Items listed in a dataset:
________

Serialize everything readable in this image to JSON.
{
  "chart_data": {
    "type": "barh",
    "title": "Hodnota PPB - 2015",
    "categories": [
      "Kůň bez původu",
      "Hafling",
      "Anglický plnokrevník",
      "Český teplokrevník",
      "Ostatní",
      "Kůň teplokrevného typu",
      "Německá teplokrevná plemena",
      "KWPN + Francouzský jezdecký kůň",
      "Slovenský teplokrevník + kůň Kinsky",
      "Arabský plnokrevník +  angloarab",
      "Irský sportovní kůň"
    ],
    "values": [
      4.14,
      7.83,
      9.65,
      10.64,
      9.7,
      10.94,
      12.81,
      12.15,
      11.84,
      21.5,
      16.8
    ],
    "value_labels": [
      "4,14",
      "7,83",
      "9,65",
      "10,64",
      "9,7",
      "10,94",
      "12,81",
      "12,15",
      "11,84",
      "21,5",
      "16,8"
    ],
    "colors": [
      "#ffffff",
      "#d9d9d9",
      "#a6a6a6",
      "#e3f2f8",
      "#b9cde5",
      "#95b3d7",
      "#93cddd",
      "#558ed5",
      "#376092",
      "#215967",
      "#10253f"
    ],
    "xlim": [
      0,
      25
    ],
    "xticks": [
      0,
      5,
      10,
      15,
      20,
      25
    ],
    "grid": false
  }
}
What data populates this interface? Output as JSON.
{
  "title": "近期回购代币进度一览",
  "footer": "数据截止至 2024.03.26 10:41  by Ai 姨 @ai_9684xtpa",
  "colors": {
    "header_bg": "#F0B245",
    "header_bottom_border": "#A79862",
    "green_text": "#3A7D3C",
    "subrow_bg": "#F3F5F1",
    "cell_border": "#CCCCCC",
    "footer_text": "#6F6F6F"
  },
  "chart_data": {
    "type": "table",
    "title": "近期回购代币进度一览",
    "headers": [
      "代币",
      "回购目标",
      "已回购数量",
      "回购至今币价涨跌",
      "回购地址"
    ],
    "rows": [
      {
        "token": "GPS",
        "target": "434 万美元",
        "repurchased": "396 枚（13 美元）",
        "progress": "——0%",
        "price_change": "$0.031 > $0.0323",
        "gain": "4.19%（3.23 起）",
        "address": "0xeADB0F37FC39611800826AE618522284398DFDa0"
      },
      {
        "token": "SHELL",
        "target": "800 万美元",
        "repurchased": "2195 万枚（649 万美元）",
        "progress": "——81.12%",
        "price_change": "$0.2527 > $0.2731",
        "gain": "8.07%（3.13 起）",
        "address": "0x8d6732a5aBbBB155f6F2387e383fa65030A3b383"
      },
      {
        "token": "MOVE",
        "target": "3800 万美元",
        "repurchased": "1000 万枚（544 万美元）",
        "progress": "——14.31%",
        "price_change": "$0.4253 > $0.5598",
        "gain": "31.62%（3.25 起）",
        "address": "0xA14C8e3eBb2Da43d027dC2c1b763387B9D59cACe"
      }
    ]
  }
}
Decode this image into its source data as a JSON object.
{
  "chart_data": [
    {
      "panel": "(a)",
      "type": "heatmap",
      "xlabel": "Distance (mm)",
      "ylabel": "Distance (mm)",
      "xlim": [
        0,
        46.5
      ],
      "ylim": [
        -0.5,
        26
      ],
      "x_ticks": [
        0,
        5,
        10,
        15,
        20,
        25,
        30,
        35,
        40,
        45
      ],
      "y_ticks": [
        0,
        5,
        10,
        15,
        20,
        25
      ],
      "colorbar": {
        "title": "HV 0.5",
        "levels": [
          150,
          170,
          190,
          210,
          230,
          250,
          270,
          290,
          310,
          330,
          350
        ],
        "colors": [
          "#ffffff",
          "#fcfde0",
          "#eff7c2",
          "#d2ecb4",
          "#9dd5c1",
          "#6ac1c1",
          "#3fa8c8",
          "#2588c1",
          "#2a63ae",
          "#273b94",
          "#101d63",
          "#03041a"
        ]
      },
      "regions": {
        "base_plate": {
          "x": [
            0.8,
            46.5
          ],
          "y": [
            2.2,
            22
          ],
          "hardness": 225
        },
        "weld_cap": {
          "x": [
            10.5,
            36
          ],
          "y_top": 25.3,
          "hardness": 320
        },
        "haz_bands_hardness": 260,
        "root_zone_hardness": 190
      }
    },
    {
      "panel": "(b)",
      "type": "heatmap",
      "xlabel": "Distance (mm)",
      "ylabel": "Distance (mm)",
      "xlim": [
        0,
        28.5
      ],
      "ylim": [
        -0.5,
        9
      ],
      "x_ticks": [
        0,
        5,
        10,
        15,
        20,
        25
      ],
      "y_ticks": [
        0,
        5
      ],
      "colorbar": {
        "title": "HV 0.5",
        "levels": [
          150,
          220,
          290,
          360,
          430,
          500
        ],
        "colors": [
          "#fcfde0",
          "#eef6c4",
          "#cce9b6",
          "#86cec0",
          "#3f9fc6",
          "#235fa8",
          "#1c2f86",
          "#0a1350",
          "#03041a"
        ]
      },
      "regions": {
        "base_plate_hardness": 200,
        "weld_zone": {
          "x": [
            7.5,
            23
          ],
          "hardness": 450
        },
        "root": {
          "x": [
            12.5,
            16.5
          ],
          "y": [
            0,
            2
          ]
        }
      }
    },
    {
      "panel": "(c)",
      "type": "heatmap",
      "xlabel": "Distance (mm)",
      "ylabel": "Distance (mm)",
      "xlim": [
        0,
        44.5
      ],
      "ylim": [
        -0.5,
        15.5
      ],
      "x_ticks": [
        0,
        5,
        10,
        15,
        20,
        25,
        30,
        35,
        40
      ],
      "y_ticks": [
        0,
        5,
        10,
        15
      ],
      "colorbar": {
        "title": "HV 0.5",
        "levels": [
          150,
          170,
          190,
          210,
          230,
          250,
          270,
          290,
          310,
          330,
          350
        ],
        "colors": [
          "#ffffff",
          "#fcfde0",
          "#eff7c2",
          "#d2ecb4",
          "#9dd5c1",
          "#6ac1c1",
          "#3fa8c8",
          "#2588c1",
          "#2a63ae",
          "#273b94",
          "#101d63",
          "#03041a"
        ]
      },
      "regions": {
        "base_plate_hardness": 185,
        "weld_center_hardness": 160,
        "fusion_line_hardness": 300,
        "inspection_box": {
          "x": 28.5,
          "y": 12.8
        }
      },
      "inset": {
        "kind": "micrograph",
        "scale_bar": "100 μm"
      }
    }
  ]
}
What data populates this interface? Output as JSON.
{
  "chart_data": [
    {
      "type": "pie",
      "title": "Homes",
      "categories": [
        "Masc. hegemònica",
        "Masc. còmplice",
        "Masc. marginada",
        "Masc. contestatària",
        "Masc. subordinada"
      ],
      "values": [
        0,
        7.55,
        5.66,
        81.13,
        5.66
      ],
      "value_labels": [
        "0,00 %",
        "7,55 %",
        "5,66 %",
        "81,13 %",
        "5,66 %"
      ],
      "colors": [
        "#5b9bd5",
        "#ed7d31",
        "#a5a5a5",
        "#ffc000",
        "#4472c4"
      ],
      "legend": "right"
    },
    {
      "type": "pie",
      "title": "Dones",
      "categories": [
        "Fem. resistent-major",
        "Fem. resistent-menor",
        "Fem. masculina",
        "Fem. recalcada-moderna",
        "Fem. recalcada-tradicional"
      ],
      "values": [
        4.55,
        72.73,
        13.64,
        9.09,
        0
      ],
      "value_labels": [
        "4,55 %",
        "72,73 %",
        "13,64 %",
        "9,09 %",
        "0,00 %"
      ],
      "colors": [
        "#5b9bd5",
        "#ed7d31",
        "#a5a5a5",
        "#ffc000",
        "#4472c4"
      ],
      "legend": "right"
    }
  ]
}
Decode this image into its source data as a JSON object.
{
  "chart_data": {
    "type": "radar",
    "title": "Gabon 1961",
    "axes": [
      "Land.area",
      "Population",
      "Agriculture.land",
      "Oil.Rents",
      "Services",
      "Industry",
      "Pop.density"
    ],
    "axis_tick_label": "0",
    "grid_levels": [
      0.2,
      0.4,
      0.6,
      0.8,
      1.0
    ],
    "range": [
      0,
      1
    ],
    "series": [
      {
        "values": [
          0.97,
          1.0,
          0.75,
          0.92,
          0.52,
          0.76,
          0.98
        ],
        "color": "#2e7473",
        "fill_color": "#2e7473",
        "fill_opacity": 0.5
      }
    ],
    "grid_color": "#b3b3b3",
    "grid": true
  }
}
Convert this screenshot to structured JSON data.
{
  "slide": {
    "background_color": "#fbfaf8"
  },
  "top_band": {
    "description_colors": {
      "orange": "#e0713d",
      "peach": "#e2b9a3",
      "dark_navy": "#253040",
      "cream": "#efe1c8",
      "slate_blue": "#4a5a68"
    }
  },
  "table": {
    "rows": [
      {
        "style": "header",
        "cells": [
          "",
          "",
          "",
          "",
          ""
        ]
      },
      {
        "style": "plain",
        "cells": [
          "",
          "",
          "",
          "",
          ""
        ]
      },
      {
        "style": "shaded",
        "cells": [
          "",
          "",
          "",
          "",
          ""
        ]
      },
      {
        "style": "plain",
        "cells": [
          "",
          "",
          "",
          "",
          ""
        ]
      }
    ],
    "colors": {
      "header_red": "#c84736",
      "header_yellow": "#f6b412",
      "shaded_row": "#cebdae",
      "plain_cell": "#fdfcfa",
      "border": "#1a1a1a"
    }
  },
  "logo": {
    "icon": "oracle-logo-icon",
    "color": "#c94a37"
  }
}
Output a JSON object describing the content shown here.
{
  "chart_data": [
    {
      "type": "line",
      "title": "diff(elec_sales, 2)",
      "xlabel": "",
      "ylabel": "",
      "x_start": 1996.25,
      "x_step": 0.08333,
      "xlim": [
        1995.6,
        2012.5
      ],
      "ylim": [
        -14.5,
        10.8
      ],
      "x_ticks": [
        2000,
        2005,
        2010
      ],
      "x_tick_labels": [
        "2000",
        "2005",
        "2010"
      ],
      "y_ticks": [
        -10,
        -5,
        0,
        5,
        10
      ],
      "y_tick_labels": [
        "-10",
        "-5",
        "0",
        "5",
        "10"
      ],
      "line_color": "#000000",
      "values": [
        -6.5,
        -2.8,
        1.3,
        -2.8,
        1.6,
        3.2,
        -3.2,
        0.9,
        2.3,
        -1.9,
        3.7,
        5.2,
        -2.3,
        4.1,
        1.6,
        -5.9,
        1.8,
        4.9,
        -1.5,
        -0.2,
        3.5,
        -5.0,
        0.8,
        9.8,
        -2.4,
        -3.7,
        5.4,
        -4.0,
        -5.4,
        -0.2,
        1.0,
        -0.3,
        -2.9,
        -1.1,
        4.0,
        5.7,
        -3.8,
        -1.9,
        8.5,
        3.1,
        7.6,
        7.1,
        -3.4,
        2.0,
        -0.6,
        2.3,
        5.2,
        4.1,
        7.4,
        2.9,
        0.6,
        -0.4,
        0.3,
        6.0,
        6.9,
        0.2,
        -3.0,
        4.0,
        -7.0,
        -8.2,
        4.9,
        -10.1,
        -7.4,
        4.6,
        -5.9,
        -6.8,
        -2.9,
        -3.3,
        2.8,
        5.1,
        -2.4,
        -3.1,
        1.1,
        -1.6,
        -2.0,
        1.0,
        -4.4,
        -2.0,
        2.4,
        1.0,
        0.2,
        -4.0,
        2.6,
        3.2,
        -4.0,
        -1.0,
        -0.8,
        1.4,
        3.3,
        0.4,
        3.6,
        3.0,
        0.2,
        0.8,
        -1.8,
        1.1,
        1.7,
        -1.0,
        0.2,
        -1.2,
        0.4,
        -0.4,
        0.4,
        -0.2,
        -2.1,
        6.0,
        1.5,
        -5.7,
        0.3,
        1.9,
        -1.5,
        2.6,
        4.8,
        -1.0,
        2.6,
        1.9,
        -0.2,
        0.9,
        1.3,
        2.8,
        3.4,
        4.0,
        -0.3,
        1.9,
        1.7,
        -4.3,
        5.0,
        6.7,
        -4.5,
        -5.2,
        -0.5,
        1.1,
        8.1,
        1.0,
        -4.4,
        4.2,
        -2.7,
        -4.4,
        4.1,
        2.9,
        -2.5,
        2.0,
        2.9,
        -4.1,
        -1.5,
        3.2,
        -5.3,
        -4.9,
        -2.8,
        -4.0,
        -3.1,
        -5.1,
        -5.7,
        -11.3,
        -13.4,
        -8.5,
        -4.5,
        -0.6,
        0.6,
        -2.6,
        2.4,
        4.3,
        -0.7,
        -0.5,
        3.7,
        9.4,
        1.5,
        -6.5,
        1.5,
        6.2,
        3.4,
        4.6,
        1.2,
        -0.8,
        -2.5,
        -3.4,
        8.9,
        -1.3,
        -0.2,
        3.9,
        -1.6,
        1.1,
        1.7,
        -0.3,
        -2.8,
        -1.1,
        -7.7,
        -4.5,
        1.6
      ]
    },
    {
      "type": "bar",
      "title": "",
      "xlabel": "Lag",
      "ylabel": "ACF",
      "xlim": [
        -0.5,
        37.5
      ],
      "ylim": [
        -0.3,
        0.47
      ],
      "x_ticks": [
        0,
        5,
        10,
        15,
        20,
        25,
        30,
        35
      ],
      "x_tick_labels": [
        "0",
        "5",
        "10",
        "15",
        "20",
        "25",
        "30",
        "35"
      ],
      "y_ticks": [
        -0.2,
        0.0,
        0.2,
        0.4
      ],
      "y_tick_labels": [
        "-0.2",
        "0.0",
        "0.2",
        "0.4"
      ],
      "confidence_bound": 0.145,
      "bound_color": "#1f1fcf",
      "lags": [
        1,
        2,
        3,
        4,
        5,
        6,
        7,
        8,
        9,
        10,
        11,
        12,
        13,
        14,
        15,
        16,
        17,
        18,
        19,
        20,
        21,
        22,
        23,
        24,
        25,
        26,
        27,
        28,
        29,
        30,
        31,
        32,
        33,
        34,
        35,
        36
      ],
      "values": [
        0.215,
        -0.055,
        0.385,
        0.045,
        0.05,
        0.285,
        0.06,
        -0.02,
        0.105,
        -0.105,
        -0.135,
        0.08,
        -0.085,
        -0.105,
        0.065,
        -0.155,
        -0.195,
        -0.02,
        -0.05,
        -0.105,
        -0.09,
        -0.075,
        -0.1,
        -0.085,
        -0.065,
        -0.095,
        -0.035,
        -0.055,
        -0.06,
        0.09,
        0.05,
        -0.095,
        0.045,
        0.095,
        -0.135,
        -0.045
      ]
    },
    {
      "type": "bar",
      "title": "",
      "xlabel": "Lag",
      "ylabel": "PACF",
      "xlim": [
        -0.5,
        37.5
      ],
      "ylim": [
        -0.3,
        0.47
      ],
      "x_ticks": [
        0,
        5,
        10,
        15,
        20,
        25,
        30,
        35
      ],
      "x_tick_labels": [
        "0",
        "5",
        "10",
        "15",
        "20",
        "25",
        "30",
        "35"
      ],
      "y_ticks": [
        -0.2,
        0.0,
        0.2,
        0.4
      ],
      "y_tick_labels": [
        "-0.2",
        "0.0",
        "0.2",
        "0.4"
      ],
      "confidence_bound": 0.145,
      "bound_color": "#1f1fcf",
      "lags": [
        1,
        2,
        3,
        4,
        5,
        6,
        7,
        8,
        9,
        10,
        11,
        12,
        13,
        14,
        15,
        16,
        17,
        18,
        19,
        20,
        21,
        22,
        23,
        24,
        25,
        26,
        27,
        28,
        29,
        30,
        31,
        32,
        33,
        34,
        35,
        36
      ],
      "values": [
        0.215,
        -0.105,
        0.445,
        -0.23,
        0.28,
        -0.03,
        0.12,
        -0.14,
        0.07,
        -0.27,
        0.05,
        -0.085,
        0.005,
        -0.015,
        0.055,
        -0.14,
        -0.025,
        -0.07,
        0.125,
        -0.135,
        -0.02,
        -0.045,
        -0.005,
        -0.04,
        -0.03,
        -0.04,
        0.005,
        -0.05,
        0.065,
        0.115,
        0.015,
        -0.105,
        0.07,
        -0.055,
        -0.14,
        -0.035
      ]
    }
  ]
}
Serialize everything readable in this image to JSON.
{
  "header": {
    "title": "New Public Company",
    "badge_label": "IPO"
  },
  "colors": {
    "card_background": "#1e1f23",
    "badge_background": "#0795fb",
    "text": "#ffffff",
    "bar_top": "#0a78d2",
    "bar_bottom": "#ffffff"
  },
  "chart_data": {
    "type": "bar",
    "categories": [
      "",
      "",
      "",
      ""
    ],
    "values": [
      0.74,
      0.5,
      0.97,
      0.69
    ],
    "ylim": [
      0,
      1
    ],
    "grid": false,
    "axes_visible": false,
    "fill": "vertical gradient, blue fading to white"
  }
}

________

Required work >> Find each line in the records holding the string "target" and show it.

Correct response >>
        "target": "434 万美元",
        "target": "800 万美元",
        "target": "3800 万美元",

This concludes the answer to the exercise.